(begin)

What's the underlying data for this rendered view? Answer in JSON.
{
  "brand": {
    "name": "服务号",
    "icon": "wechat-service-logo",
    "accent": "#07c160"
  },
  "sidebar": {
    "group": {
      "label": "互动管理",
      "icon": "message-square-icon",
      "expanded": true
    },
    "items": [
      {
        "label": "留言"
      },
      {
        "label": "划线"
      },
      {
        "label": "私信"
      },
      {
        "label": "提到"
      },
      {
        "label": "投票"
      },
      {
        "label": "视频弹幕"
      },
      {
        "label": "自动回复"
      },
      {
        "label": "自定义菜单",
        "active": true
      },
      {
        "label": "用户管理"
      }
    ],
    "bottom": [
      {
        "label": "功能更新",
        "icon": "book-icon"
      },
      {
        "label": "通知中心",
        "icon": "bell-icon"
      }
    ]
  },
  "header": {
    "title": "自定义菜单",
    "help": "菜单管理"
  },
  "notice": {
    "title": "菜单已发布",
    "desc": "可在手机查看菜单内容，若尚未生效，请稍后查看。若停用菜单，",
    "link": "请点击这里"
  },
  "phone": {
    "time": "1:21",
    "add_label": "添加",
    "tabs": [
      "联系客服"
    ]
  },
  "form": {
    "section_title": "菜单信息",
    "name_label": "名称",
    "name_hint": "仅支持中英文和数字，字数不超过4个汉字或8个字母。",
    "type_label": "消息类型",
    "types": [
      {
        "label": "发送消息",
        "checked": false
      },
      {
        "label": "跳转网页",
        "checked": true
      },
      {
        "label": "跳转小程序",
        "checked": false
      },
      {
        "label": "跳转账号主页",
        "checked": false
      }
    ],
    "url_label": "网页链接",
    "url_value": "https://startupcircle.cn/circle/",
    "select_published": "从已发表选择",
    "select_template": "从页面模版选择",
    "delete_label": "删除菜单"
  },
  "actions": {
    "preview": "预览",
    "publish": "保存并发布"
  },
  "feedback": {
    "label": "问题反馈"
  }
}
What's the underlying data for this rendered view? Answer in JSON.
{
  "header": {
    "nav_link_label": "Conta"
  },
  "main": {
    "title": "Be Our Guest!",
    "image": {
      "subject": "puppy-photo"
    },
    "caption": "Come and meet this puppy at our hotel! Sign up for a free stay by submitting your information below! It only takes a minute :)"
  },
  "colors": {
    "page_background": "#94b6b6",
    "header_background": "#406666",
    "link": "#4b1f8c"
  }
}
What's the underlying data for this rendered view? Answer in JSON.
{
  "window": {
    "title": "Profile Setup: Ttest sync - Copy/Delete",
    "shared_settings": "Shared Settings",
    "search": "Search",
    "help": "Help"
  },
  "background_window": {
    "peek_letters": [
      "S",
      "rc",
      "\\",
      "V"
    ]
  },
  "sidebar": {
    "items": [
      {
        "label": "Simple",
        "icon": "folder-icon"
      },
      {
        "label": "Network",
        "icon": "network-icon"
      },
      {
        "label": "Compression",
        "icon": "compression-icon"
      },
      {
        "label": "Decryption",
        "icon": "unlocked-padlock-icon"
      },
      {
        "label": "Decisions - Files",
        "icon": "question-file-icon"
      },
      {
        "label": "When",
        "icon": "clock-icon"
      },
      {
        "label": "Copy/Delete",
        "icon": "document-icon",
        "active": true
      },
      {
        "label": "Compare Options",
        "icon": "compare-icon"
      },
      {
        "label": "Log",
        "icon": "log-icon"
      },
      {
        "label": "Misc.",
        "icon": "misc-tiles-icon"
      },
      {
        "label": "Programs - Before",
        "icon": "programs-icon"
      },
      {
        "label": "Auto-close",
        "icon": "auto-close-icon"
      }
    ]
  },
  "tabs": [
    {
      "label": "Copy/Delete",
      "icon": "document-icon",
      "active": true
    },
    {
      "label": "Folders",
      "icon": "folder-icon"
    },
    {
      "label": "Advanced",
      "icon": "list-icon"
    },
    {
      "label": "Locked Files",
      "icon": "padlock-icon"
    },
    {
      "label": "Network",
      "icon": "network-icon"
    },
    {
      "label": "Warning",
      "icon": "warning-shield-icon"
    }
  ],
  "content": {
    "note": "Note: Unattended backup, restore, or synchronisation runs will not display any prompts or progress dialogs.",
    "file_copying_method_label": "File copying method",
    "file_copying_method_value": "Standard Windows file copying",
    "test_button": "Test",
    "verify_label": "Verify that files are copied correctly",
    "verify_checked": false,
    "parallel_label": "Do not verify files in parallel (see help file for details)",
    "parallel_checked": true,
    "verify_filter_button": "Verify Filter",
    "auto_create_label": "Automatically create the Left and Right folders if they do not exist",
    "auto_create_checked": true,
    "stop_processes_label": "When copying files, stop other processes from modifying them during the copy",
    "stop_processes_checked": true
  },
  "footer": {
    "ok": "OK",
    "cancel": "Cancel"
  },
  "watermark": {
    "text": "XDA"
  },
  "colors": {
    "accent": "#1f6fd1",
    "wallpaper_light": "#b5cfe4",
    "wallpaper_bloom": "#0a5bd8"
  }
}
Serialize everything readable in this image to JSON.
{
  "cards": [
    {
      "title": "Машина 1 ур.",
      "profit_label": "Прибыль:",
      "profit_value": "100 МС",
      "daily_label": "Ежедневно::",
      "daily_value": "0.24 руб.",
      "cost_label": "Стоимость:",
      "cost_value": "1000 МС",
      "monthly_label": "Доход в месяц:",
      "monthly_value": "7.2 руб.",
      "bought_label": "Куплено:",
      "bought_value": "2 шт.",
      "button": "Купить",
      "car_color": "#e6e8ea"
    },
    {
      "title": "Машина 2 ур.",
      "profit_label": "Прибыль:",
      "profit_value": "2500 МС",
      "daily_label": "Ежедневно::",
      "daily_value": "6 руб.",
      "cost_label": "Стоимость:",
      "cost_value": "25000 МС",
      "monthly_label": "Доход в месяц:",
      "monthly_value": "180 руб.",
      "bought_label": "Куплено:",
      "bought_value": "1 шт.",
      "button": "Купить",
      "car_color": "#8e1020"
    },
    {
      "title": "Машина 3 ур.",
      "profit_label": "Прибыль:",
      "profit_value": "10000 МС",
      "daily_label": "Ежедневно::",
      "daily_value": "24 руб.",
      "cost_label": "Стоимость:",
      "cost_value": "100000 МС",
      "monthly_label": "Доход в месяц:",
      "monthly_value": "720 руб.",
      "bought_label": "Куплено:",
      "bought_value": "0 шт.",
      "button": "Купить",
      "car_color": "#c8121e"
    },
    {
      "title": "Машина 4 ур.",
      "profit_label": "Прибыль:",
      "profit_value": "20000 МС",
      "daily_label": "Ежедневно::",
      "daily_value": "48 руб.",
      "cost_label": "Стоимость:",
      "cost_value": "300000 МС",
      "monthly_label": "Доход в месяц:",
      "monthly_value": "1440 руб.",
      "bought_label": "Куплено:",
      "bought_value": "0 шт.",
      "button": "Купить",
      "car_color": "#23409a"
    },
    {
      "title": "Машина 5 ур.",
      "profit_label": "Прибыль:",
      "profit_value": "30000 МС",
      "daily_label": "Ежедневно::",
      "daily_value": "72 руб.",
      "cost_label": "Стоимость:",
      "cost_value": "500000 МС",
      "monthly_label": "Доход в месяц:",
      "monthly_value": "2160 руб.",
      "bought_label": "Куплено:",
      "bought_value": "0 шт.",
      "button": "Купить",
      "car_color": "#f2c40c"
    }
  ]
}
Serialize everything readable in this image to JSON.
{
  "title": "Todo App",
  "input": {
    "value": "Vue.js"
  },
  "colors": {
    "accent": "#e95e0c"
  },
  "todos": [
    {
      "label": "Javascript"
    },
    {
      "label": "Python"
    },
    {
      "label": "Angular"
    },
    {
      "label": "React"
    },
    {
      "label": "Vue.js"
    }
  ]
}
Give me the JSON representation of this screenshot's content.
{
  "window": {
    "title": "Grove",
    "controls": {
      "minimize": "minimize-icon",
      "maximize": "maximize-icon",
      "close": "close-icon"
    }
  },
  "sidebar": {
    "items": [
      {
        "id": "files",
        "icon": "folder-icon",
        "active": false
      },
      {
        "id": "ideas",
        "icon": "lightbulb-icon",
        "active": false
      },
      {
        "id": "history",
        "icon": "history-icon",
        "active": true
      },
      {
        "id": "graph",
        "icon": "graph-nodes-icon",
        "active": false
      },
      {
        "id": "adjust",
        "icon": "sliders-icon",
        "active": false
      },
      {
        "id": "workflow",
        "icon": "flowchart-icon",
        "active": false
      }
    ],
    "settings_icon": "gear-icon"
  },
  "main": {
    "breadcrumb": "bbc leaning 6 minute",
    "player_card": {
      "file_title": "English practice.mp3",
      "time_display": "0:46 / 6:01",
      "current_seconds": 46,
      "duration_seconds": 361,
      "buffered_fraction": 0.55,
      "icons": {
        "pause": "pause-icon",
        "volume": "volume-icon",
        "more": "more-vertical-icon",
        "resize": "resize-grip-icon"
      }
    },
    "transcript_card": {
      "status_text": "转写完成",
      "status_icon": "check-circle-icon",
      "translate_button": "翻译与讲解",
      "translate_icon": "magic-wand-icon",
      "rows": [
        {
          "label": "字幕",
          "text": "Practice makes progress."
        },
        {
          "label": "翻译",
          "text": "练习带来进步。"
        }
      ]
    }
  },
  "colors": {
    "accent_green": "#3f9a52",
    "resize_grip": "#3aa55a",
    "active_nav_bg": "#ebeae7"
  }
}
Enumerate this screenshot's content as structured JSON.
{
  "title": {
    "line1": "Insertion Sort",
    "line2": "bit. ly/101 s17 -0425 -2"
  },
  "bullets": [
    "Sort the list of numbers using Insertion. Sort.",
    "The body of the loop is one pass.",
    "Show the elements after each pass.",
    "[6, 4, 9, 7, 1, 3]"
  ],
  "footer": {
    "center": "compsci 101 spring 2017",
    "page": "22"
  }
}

(end)

● Objective
Transcribe exactly the line containing "Enumerate this screenshot's" and all remaining lines of the material, ending with the last one.

● Exercise answer
Enumerate this screenshot's content as structured JSON.
{
  "title": {
    "line1": "Insertion Sort",
    "line2": "bit. ly/101 s17 -0425 -2"
  },
  "bullets": [
    "Sort the list of numbers using Insertion. Sort.",
    "The body of the loop is one pass.",
    "Show the elements after each pass.",
    "[6, 4, 9, 7, 1, 3]"
  ],
  "footer": {
    "center": "compsci 101 spring 2017",
    "page": "22"
  }
}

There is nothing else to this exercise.